**TEXTE DE L'EXERCICE**:
□ □ □ □ □ □ □

MAîTRISE EN ARCHITECTURE

Murmures des lieux

Cover image

Murmures des lieux

Le vaste quartier de Saint-Michel, au nord de Montréal, est pratiquement enclavé par des fortifications urbaines : la Métropolitaine, le chemin de fer et les anciennes carrières Miron et Francon. Ce paysage issu du secteur manufacturier accueille de nombreux nouveaux arrivants, attirés par des loyers plus accessibles et une offre d’emploi liée à l’automobile, aux industries et aux entrepôts. À l’ouest, un microquartier hétérogène se compose de lieux de travail pour les garagistes, mais aussi de lieux de vie et de communauté.

Entre les garages de la 8e Avenue et l’ancienne carrière Miron, un chemin en friche constitue l’un de ces espaces charnières. Ici, l’ambiance devient verdoyante et intime, le corps y ressent à la fois fragilité et liberté, en contraste avec la dureté du travail dans les garages. La friche apparaît comme un lieu où tout le monde a le droit d’être, un espace spontané et égalitaire où la nature autorise liberté et hétérogénéité.

Ni tout à fait publique ni privée, elle forme un entre-deux capable d’accueillir les marges sociales et les rythmes variés du quotidien.

□ □ □ □ □ □ □

**CONSIGNES À SUIVRE**:
A – Relevez, dans le texte sur le quartier Saint-Michel, les secteurs auxquels est liée l'offre d'emploi qui attire les nouveaux arrivants.
B – Poursuivez le texte sur le quartier Saint-Michel à la suite de sa dernière phrase.
Les items qui suivent n'ont aucun lien avec le texte sur le quartier Saint-Michel.

**Enregistrements extraits d'une collection**:
□ □ □ □ □ □ □

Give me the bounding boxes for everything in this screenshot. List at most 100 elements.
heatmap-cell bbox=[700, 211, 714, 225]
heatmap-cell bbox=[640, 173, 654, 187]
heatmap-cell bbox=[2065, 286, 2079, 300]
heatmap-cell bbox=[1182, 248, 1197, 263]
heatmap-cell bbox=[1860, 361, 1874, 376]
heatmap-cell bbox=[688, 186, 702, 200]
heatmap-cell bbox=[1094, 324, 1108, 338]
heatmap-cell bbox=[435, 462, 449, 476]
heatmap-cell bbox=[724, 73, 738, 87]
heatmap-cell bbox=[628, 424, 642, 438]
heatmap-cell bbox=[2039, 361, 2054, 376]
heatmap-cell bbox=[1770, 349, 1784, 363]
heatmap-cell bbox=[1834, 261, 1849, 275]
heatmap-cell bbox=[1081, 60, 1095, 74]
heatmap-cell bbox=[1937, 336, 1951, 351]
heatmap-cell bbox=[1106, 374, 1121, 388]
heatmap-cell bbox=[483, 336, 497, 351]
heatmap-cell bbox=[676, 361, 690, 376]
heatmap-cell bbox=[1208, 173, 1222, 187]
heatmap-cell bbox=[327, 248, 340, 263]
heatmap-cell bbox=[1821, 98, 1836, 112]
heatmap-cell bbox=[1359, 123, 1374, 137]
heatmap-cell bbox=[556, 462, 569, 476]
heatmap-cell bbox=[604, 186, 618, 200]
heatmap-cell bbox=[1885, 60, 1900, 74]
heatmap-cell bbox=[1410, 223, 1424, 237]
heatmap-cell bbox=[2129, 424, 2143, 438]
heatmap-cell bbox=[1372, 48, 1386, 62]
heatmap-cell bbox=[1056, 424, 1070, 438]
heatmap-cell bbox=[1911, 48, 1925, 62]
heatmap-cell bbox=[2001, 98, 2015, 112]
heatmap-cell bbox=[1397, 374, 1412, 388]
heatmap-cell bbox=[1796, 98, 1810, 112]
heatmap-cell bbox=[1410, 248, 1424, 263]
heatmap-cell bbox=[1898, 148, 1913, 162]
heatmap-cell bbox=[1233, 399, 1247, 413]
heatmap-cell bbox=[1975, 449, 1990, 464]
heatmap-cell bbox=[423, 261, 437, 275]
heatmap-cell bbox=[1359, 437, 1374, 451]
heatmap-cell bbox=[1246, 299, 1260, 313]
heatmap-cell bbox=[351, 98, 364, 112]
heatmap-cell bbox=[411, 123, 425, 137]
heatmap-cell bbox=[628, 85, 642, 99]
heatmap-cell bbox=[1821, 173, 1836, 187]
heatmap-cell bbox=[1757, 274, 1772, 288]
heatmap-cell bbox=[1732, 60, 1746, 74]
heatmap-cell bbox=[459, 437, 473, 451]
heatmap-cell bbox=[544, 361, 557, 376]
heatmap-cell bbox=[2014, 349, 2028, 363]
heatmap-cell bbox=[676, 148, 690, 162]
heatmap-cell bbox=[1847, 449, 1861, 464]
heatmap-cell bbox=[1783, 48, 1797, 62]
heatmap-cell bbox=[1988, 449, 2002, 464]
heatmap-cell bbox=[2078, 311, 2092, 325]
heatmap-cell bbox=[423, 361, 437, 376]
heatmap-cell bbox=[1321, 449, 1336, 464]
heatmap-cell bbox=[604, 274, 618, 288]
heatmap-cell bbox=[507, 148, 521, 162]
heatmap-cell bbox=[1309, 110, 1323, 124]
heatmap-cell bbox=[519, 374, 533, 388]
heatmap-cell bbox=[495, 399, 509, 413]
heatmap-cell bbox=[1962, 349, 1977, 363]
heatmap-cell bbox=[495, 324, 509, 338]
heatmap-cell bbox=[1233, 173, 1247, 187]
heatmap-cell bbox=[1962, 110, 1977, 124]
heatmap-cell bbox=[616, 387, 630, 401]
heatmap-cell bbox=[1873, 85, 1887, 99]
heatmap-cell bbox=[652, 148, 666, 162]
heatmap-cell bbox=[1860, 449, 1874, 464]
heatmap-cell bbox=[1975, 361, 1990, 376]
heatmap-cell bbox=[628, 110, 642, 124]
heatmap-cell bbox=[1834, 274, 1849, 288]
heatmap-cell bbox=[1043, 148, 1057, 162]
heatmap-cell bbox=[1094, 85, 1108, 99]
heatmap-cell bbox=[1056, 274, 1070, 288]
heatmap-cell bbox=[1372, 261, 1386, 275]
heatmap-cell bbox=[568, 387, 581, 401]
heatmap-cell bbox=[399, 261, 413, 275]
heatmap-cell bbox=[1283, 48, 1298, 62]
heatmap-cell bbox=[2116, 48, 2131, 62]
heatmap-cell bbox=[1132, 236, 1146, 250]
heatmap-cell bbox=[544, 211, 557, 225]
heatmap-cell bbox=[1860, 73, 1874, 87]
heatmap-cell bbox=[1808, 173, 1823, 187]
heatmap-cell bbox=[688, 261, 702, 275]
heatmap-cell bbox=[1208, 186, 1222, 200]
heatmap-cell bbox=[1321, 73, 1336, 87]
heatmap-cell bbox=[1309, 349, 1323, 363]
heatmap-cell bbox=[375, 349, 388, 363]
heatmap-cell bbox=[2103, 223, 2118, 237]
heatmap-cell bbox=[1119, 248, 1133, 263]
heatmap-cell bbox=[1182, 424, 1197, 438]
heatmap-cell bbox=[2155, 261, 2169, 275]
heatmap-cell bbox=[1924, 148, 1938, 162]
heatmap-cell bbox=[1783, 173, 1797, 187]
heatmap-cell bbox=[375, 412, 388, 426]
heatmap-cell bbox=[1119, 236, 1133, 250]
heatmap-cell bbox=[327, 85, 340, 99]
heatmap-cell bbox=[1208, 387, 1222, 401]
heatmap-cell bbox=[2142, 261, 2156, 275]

□ □ □ □ □ □ □

**RÉPONSES AUX CONSIGNES**:
A – L'automobile, les industries, les entrepôts

B –
Le projet cherche à activer cette lisière en friche tout en préservant son caractère d’inspiration et de découverte. Le paysage naturel cesse d’être fonctionnel pour devenir phénoménologique et récepteur de présence.

L’enjeu est de transformer les interfaces d’un îlot industriel opaque en milieu habitable, en créant de la porosité grâce à trois interventions conçues comme des points de couture : le point de passage, le point de vue et le point de rassemblement. Ensemble, ils composent un parcours corporel et expérientiel qui flirte avec la friche et s’y appuie comme réserve de possibles.

L’hospitalité recherchée par notre projet émerge dans les interstices, dans les plis de la ville, dans ces zones de ralentissement où le regard peut s’attarder et où le corps peut se poser. Saint-Michel ne s’offre pas d’emblée comme refuge ; il le devient lorsque l’on accepte de le traverser autrement, d’en révéler les seuils poreux, les ambiances diffuses et les instants suspendus. L’activation et la reconnexion du corps au lieu donnent refuge.